→ Data items
====
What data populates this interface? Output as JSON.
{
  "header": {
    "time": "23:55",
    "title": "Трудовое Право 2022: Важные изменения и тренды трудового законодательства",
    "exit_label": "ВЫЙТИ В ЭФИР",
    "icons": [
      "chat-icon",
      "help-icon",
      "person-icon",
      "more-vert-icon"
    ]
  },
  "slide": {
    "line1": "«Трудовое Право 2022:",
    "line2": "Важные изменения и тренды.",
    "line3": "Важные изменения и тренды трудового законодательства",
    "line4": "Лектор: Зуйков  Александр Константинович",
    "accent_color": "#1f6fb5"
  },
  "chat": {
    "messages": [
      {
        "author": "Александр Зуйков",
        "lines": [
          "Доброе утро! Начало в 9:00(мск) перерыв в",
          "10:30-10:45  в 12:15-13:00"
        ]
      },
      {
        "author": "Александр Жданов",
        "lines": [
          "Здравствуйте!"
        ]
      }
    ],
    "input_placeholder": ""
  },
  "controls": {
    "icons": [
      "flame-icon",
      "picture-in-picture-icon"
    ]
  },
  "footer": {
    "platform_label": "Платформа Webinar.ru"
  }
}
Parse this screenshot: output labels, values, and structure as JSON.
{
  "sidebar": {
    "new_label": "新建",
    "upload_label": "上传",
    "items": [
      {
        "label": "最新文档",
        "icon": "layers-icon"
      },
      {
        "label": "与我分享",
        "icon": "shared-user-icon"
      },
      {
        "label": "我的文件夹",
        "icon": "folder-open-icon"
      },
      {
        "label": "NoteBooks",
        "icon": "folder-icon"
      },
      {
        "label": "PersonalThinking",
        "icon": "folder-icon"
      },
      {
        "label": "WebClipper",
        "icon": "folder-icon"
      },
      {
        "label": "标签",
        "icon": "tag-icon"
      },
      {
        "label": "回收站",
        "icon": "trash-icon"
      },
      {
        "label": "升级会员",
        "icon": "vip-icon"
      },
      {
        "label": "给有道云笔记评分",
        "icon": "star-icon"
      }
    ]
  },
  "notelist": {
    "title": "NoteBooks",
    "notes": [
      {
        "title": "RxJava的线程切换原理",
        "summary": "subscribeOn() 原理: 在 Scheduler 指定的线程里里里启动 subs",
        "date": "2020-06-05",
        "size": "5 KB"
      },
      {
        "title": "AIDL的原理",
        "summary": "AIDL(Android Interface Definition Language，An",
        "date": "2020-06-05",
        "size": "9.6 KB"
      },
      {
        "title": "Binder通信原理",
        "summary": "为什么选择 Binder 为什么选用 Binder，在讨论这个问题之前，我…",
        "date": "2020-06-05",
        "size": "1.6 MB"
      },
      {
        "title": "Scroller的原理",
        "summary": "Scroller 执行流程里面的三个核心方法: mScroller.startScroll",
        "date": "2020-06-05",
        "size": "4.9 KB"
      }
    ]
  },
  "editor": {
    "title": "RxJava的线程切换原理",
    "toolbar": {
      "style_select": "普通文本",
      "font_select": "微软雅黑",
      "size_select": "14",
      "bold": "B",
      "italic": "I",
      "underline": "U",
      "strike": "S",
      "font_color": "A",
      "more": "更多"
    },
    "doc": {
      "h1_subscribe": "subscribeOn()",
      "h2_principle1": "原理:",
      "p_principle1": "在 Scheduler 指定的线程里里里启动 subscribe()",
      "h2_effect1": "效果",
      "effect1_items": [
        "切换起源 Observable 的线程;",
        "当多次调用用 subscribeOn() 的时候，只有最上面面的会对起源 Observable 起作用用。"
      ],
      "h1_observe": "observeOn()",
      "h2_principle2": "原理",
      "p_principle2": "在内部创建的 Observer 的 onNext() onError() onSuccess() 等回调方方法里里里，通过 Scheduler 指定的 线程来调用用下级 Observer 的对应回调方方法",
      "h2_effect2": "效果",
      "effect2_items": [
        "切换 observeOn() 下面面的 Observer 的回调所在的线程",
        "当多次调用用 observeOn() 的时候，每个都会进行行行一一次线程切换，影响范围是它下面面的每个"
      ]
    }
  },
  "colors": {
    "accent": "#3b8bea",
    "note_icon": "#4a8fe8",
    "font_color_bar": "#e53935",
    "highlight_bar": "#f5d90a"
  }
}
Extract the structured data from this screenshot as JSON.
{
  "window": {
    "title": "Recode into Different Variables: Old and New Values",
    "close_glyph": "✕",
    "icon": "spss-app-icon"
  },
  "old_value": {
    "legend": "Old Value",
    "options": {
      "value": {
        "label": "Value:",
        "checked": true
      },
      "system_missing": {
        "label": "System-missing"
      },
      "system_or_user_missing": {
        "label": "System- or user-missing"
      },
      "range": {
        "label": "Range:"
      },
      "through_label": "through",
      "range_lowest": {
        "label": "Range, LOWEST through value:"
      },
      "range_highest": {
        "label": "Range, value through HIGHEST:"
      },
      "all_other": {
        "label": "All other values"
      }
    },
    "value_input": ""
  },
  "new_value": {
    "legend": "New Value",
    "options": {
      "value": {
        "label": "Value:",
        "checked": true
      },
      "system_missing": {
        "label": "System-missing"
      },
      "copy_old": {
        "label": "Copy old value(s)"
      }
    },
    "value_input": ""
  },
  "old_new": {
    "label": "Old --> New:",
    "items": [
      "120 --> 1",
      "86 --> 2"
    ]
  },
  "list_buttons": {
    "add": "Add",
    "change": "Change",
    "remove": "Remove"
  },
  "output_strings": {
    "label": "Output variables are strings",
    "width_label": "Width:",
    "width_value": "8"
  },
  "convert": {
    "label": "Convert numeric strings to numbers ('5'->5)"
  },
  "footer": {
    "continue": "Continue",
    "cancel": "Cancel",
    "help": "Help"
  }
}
====
→ Work to do
Pick out the lines containing the word "subscribeOn" and show them.

→ Response for this exercise
        "summary": "subscribeOn() 原理: 在 Scheduler 指定的线程里里里启动 subs",
      "h1_subscribe": "subscribeOn()",
        "当多次调用用 subscribeOn() 的时候，只有最上面面的会对起源 Observable 起作用用。"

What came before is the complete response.